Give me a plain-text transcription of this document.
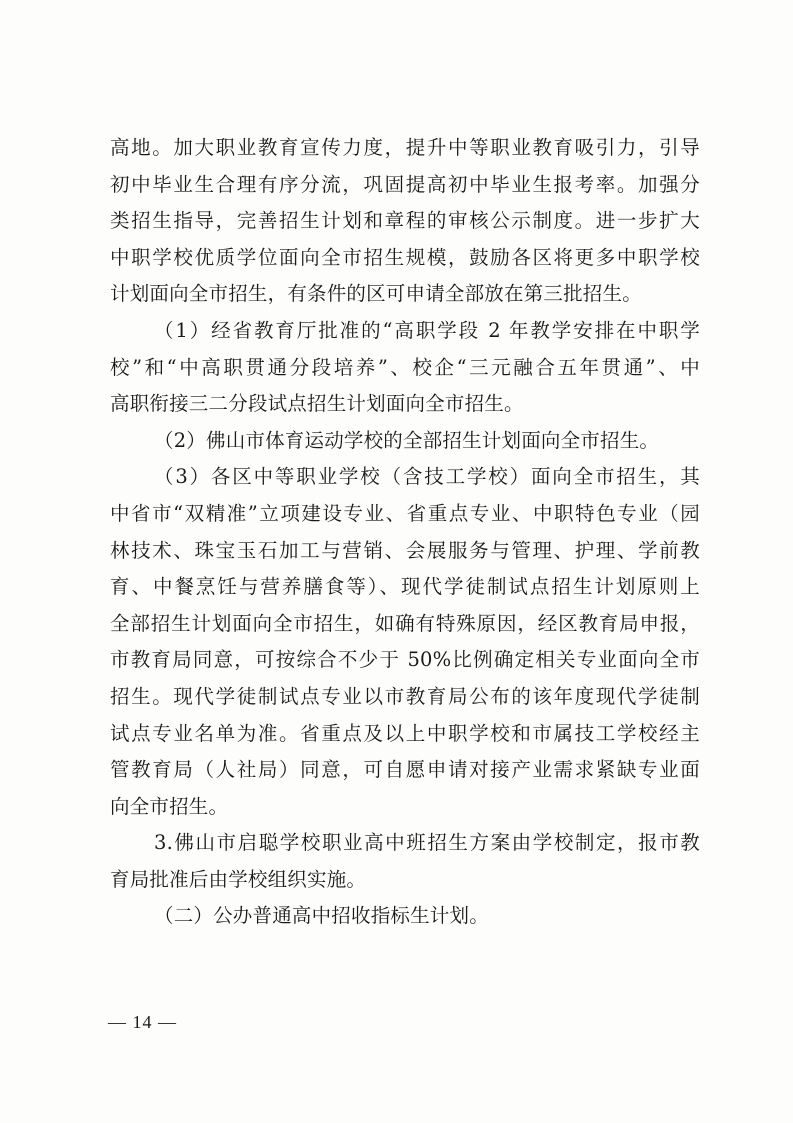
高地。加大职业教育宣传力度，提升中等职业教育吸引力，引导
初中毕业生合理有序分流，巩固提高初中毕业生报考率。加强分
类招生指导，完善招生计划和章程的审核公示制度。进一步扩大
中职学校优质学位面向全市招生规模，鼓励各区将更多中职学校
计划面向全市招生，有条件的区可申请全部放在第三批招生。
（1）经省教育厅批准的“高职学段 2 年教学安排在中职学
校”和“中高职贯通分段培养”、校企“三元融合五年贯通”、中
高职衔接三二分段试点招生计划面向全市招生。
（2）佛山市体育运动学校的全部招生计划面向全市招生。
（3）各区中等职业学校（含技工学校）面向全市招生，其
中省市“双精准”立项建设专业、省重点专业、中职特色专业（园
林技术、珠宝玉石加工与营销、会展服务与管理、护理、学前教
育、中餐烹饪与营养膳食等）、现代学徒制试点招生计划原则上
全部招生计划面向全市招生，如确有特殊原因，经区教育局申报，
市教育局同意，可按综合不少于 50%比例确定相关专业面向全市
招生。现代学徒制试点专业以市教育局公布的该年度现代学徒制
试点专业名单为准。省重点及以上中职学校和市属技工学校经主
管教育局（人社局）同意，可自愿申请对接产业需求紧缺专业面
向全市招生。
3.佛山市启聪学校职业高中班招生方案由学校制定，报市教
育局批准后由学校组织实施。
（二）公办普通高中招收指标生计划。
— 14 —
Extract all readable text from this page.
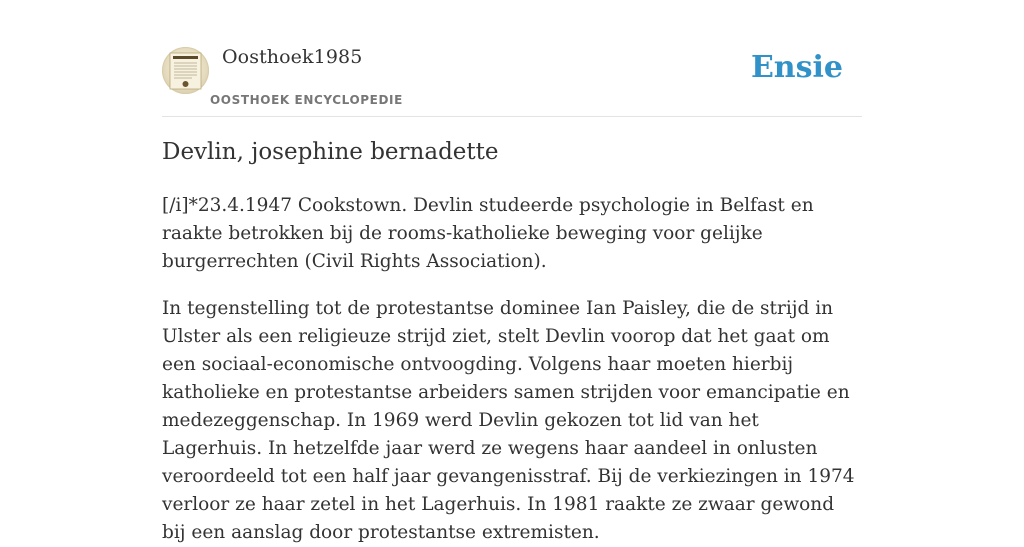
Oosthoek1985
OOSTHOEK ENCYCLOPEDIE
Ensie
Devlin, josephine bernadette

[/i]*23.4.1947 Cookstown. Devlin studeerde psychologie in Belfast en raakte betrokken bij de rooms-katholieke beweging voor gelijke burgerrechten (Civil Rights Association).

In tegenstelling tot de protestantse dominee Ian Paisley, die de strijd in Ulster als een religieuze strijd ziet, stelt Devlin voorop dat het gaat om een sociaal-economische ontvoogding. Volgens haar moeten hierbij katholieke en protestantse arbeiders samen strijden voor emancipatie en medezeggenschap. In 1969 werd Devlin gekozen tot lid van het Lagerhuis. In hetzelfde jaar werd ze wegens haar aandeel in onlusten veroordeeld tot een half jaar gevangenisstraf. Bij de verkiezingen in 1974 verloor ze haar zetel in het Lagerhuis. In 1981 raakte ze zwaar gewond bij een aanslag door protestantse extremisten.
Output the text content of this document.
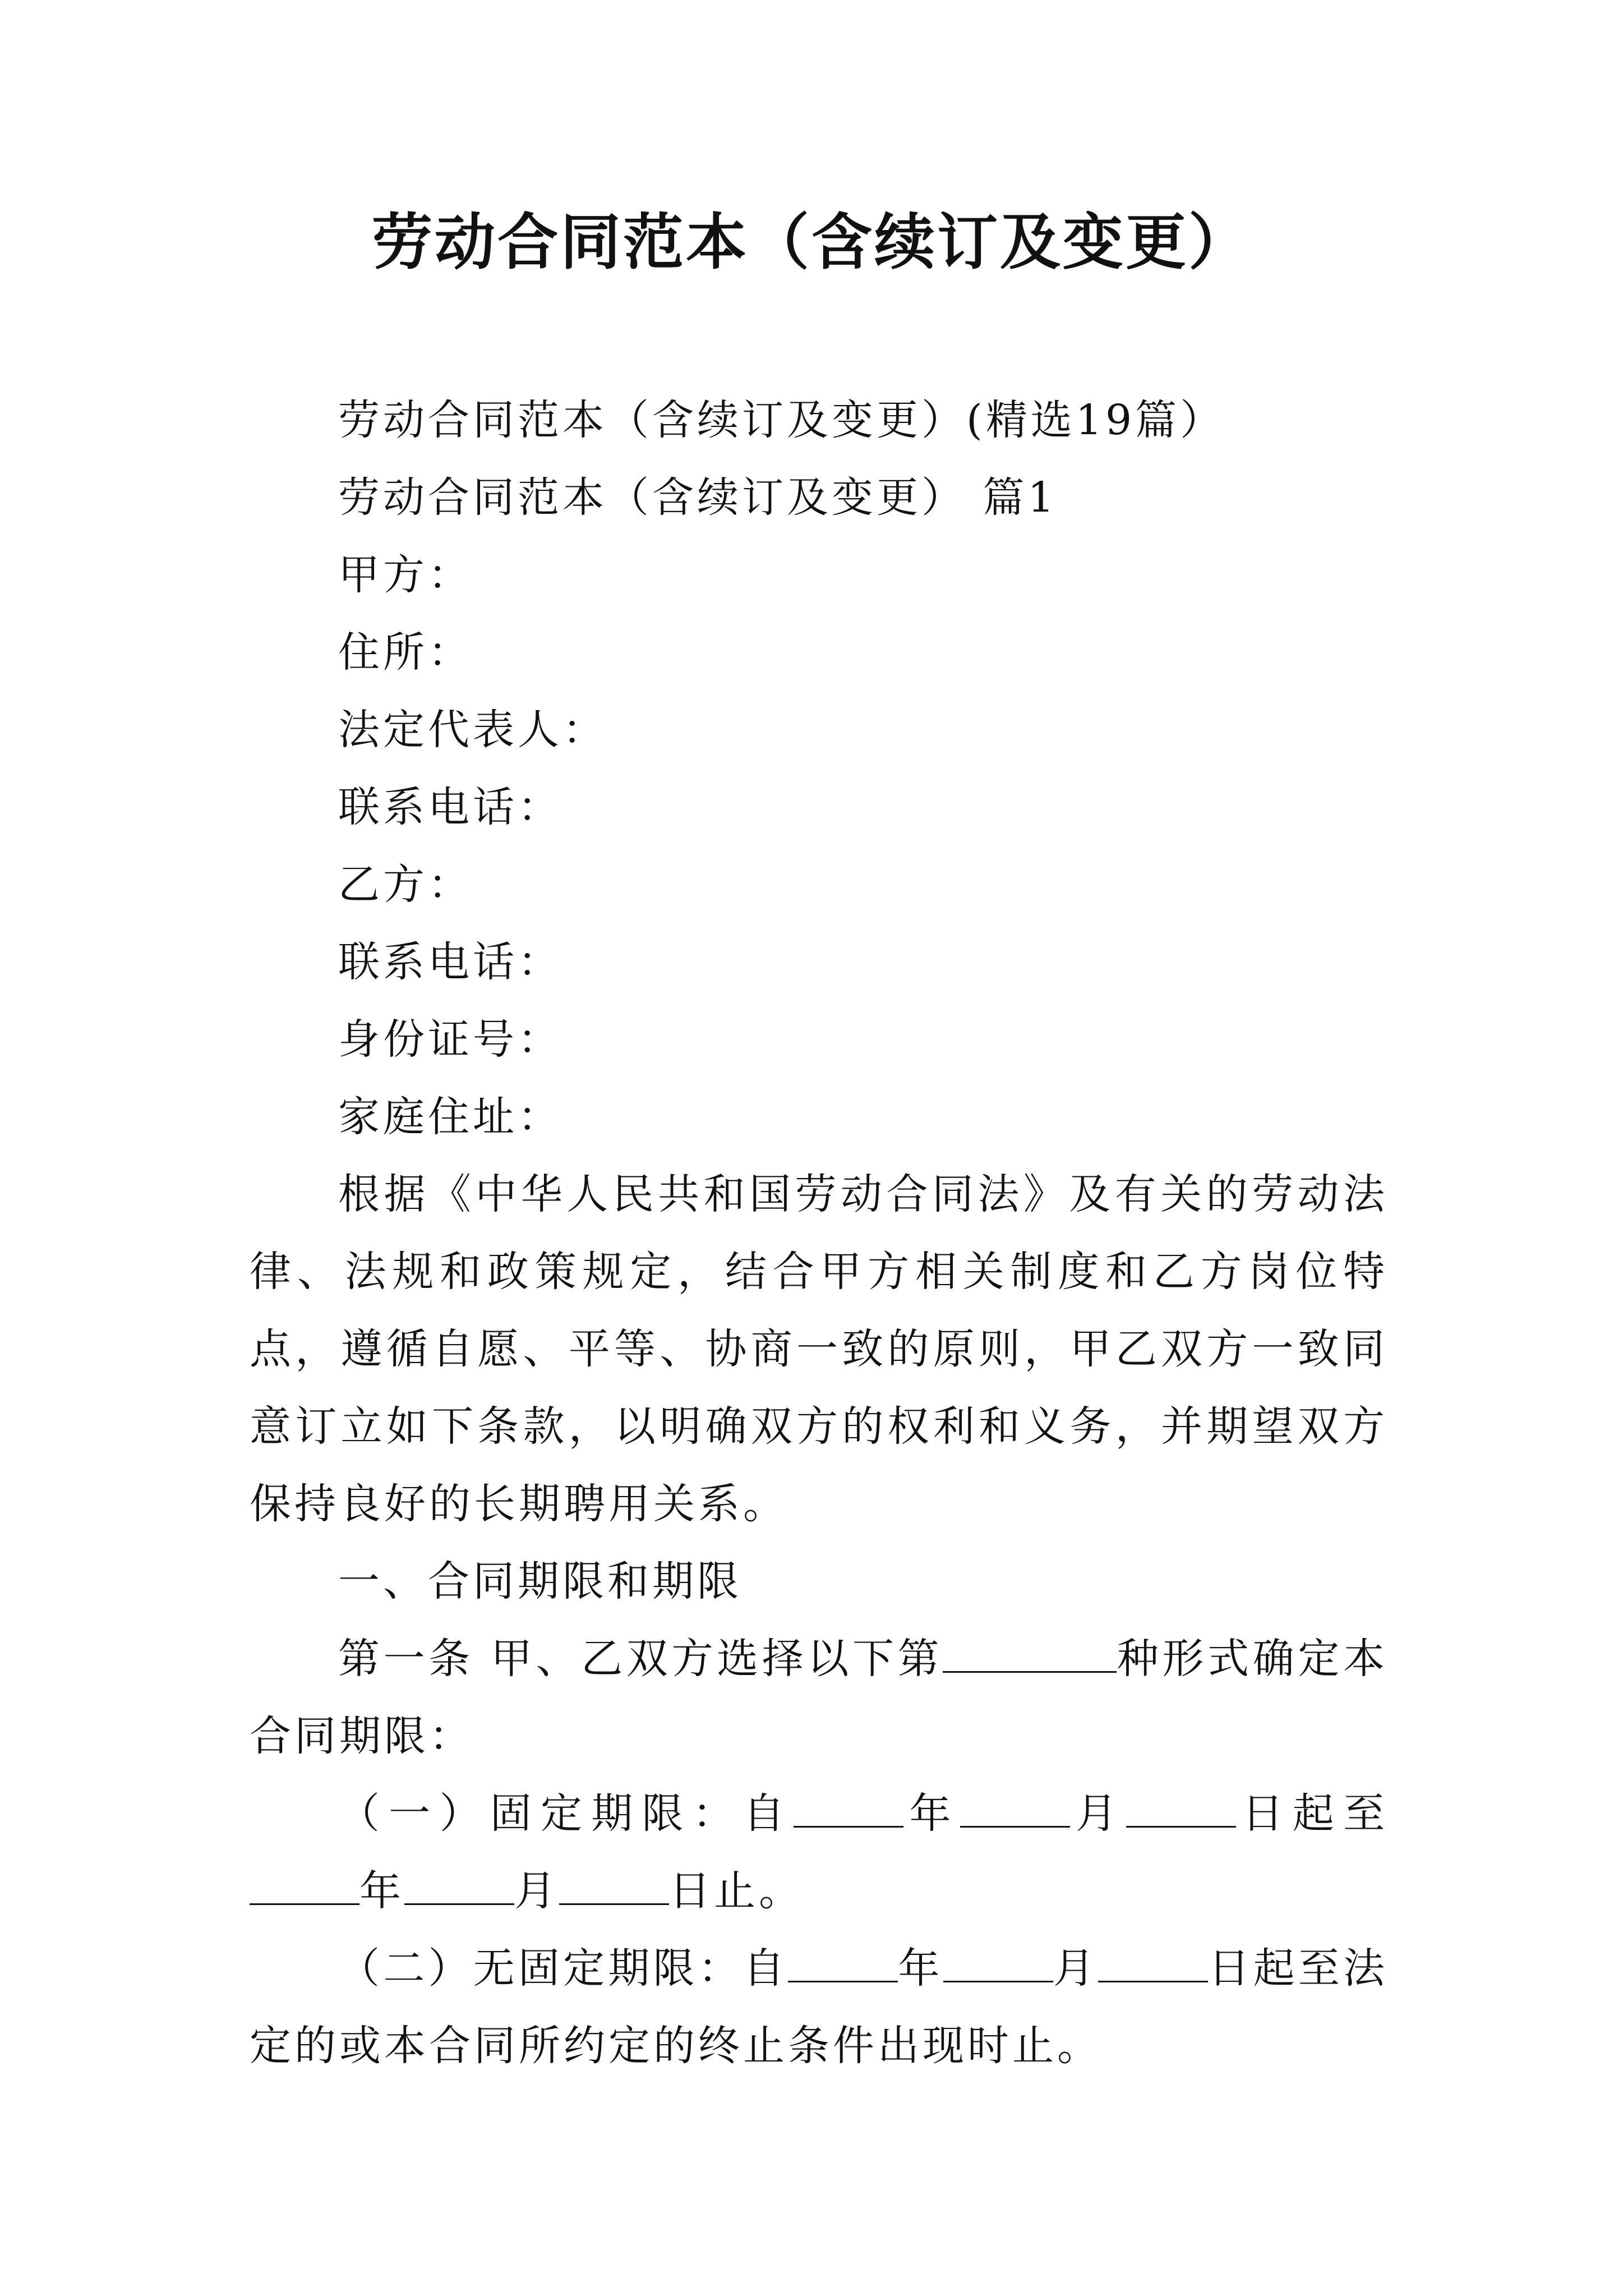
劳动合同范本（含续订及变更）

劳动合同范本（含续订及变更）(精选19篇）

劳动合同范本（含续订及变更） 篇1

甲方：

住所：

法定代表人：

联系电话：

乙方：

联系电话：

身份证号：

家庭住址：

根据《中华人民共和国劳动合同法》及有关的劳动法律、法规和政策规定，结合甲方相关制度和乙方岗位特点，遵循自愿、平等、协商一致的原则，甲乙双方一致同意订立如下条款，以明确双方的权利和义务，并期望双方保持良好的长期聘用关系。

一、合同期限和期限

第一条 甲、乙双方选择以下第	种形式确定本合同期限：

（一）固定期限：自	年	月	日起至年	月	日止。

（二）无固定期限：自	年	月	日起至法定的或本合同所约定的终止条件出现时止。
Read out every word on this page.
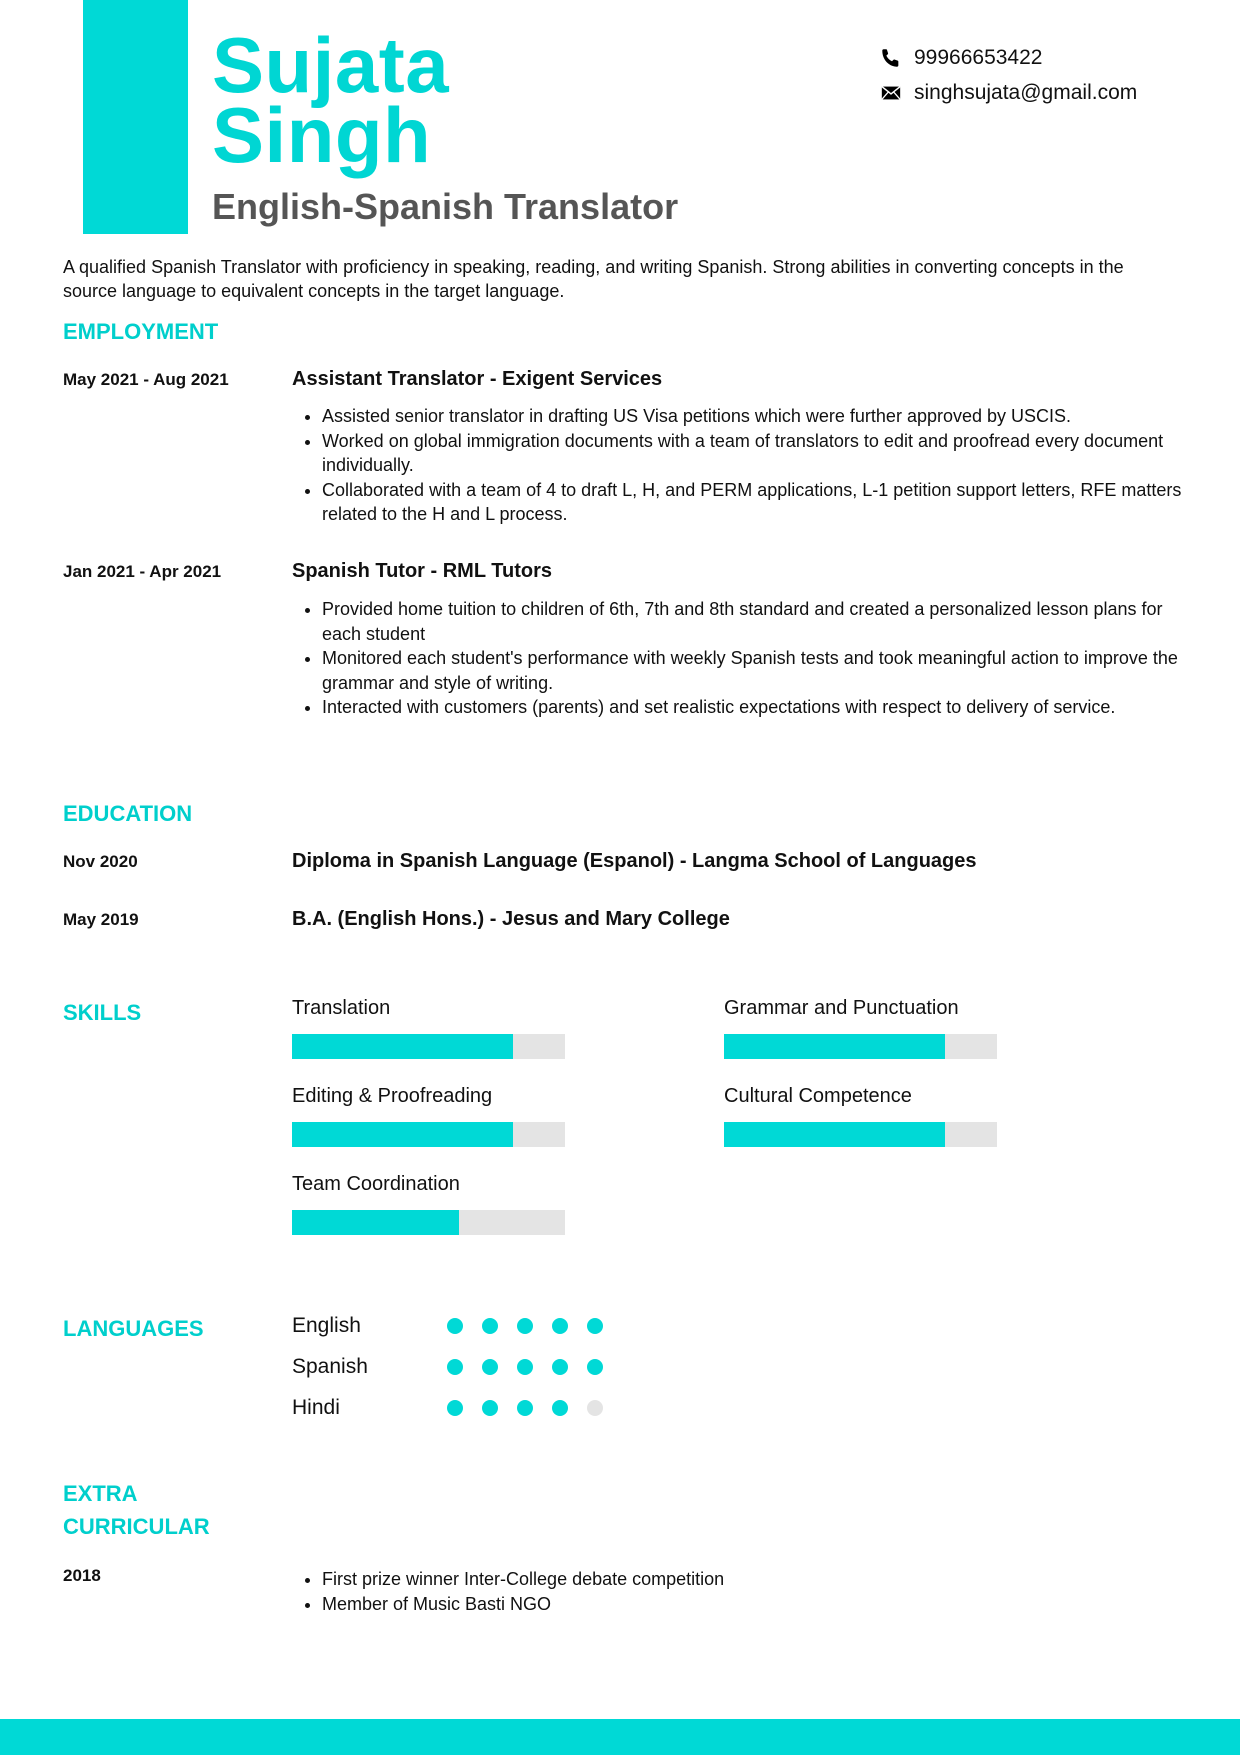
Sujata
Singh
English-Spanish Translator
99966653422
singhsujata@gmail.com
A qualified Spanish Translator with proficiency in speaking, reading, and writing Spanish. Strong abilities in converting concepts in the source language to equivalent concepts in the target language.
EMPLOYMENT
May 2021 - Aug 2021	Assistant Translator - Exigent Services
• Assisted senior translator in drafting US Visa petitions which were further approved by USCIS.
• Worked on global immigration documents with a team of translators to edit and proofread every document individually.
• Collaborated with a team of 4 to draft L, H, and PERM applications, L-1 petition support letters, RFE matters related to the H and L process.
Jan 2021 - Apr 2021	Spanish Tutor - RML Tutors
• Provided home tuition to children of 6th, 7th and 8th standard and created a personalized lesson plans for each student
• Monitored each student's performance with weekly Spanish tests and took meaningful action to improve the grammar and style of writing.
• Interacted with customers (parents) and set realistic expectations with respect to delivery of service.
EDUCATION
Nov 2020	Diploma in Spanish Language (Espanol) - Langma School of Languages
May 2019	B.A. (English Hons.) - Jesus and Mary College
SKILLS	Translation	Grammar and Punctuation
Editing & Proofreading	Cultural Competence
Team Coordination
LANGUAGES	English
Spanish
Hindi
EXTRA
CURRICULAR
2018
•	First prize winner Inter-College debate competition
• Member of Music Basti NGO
-=-=-=-=-
_OBJECTIVE_
Repeat the entries exactly. Pictures are excluded from the copy.

_WORKED SOLUTION_
Give me a plain-text transcription of this document.
高地。加大职业教育宣传力度，提升中等职业教育吸引力，引导
初中毕业生合理有序分流，巩固提高初中毕业生报考率。加强分
类招生指导，完善招生计划和章程的审核公示制度。进一步扩大
中职学校优质学位面向全市招生规模，鼓励各区将更多中职学校
计划面向全市招生，有条件的区可申请全部放在第三批招生。
（1）经省教育厅批准的“高职学段 2 年教学安排在中职学
校”和“中高职贯通分段培养”、校企“三元融合五年贯通”、中
高职衔接三二分段试点招生计划面向全市招生。
（2）佛山市体育运动学校的全部招生计划面向全市招生。
（3）各区中等职业学校（含技工学校）面向全市招生，其
中省市“双精准”立项建设专业、省重点专业、中职特色专业（园
林技术、珠宝玉石加工与营销、会展服务与管理、护理、学前教
育、中餐烹饪与营养膳食等）、现代学徒制试点招生计划原则上
全部招生计划面向全市招生，如确有特殊原因，经区教育局申报，
市教育局同意，可按综合不少于 50%比例确定相关专业面向全市
招生。现代学徒制试点专业以市教育局公布的该年度现代学徒制
试点专业名单为准。省重点及以上中职学校和市属技工学校经主
管教育局（人社局）同意，可自愿申请对接产业需求紧缺专业面
向全市招生。
3.佛山市启聪学校职业高中班招生方案由学校制定，报市教
育局批准后由学校组织实施。
（二）公办普通高中招收指标生计划。
— 14 —
Extract all readable text from this page.
Oosthoek1985
OOSTHOEK ENCYCLOPEDIE
Ensie
Devlin, josephine bernadette

[/i]*23.4.1947 Cookstown. Devlin studeerde psychologie in Belfast en raakte betrokken bij de rooms-katholieke beweging voor gelijke burgerrechten (Civil Rights Association).

In tegenstelling tot de protestantse dominee Ian Paisley, die de strijd in Ulster als een religieuze strijd ziet, stelt Devlin voorop dat het gaat om een sociaal-economische ontvoogding. Volgens haar moeten hierbij katholieke en protestantse arbeiders samen strijden voor emancipatie en medezeggenschap. In 1969 werd Devlin gekozen tot lid van het Lagerhuis. In hetzelfde jaar werd ze wegens haar aandeel in onlusten veroordeeld tot een half jaar gevangenisstraf. Bij de verkiezingen in 1974 verloor ze haar zetel in het Lagerhuis. In 1981 raakte ze zwaar gewond bij een aanslag door protestantse extremisten.
Output the text content of this document.
劳动合同范本（含续订及变更）

劳动合同范本（含续订及变更）(精选19篇）

劳动合同范本（含续订及变更） 篇1

甲方：

住所：

法定代表人：

联系电话：

乙方：

联系电话：

身份证号：

家庭住址：

根据《中华人民共和国劳动合同法》及有关的劳动法律、法规和政策规定，结合甲方相关制度和乙方岗位特点，遵循自愿、平等、协商一致的原则，甲乙双方一致同意订立如下条款，以明确双方的权利和义务，并期望双方保持良好的长期聘用关系。

一、合同期限和期限

第一条 甲、乙双方选择以下第	种形式确定本合同期限：

（一）固定期限：自	年	月	日起至年	月	日止。

（二）无固定期限：自	年	月	日起至法定的或本合同所约定的终止条件出现时止。
Read out every word on this page.
Sujata
Singh
English-Spanish Translator
99966653422
singhsujata@gmail.com
A qualified Spanish Translator with proficiency in speaking, reading, and writing Spanish. Strong abilities in converting concepts in the source language to equivalent concepts in the target language.
EMPLOYMENT
May 2021 - Aug 2021	Assistant Translator - Exigent Services
• Assisted senior translator in drafting US Visa petitions which were further approved by USCIS.
• Worked on global immigration documents with a team of translators to edit and proofread every document individually.
• Collaborated with a team of 4 to draft L, H, and PERM applications, L-1 petition support letters, RFE matters related to the H and L process.
Jan 2021 - Apr 2021	Spanish Tutor - RML Tutors
• Provided home tuition to children of 6th, 7th and 8th standard and created a personalized lesson plans for each student
• Monitored each student's performance with weekly Spanish tests and took meaningful action to improve the grammar and style of writing.
• Interacted with customers (parents) and set realistic expectations with respect to delivery of service.
EDUCATION
Nov 2020	Diploma in Spanish Language (Espanol) - Langma School of Languages
May 2019	B.A. (English Hons.) - Jesus and Mary College
SKILLS	Translation	Grammar and Punctuation
Editing & Proofreading	Cultural Competence
Team Coordination
LANGUAGES	English
Spanish
Hindi
EXTRA
CURRICULAR
2018
•	First prize winner Inter-College debate competition
• Member of Music Basti NGO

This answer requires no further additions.